» **WRITTEN PROBLEM**
Copy each line in which the string "Food" occurs.

» **RECORD LIST**
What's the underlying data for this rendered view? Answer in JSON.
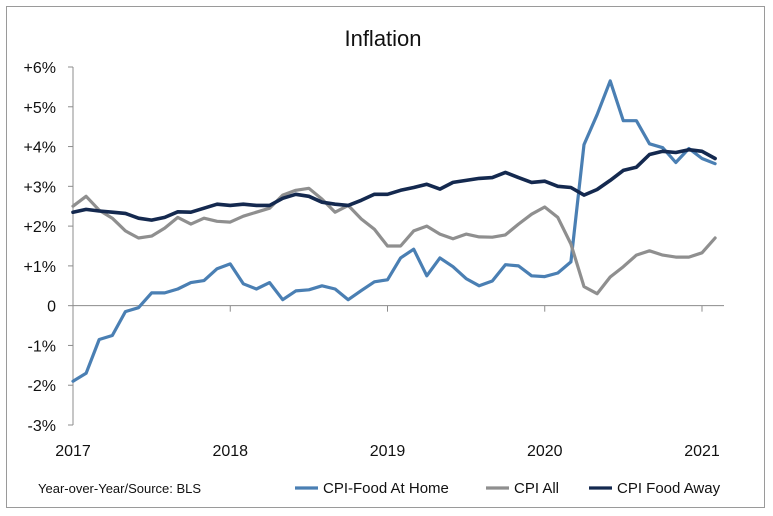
{
  "chart_data": {
    "type": "line",
    "title": "Inflation",
    "note": "Year-over-Year/Source: BLS",
    "xlabel": "",
    "ylabel": "",
    "xlim": [
      2017.0,
      2021.14
    ],
    "ylim": [
      -3,
      6
    ],
    "x_ticks": [
      2017,
      2018,
      2019,
      2020,
      2021
    ],
    "x_tick_labels": [
      "2017",
      "2018",
      "2019",
      "2020",
      "2021"
    ],
    "y_ticks": [
      6,
      5,
      4,
      3,
      2,
      1,
      0,
      -1,
      -2,
      -3
    ],
    "y_tick_labels": [
      "+6%",
      "+5%",
      "+4%",
      "+3%",
      "+2%",
      "+1%",
      "0",
      "-1%",
      "-2%",
      "-3%"
    ],
    "grid": false,
    "legend_position": "bottom-right",
    "series": [
      {
        "name": "CPI-Food At Home",
        "color": "#4a7fb3",
        "x_start": 2017.0,
        "x_step": 0.08333,
        "values": [
          -1.9,
          -1.7,
          -0.85,
          -0.75,
          -0.15,
          -0.05,
          0.32,
          0.32,
          0.42,
          0.58,
          0.63,
          0.93,
          1.05,
          0.55,
          0.42,
          0.58,
          0.15,
          0.37,
          0.4,
          0.5,
          0.42,
          0.15,
          0.38,
          0.6,
          0.65,
          1.2,
          1.42,
          0.75,
          1.2,
          0.98,
          0.68,
          0.5,
          0.62,
          1.03,
          1.0,
          0.75,
          0.73,
          0.82,
          1.1,
          4.05,
          4.8,
          5.65,
          4.65,
          4.65,
          4.07,
          3.97,
          3.6,
          3.95,
          3.7,
          3.57
        ]
      },
      {
        "name": "CPI All",
        "color": "#8f8f8f",
        "x_start": 2017.0,
        "x_step": 0.08333,
        "values": [
          2.5,
          2.75,
          2.4,
          2.2,
          1.88,
          1.7,
          1.75,
          1.95,
          2.22,
          2.05,
          2.2,
          2.12,
          2.1,
          2.25,
          2.35,
          2.45,
          2.78,
          2.9,
          2.95,
          2.68,
          2.35,
          2.52,
          2.18,
          1.92,
          1.5,
          1.5,
          1.88,
          2.0,
          1.8,
          1.68,
          1.8,
          1.73,
          1.72,
          1.78,
          2.05,
          2.3,
          2.48,
          2.22,
          1.55,
          0.48,
          0.3,
          0.72,
          0.98,
          1.27,
          1.38,
          1.27,
          1.22,
          1.22,
          1.33,
          1.7
        ]
      },
      {
        "name": "CPI Food Away",
        "color": "#14294f",
        "x_start": 2017.0,
        "x_step": 0.08333,
        "values": [
          2.35,
          2.42,
          2.38,
          2.35,
          2.32,
          2.2,
          2.15,
          2.22,
          2.36,
          2.35,
          2.45,
          2.55,
          2.52,
          2.55,
          2.52,
          2.52,
          2.7,
          2.8,
          2.75,
          2.6,
          2.55,
          2.52,
          2.65,
          2.8,
          2.8,
          2.9,
          2.97,
          3.05,
          2.93,
          3.1,
          3.15,
          3.2,
          3.22,
          3.35,
          3.22,
          3.1,
          3.13,
          3.0,
          2.97,
          2.78,
          2.92,
          3.15,
          3.4,
          3.48,
          3.8,
          3.88,
          3.85,
          3.92,
          3.88,
          3.7
        ]
      }
    ]
  }
}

» **COMPLETED TASK**
        "name": "CPI-Food At Home",
        "name": "CPI Food Away",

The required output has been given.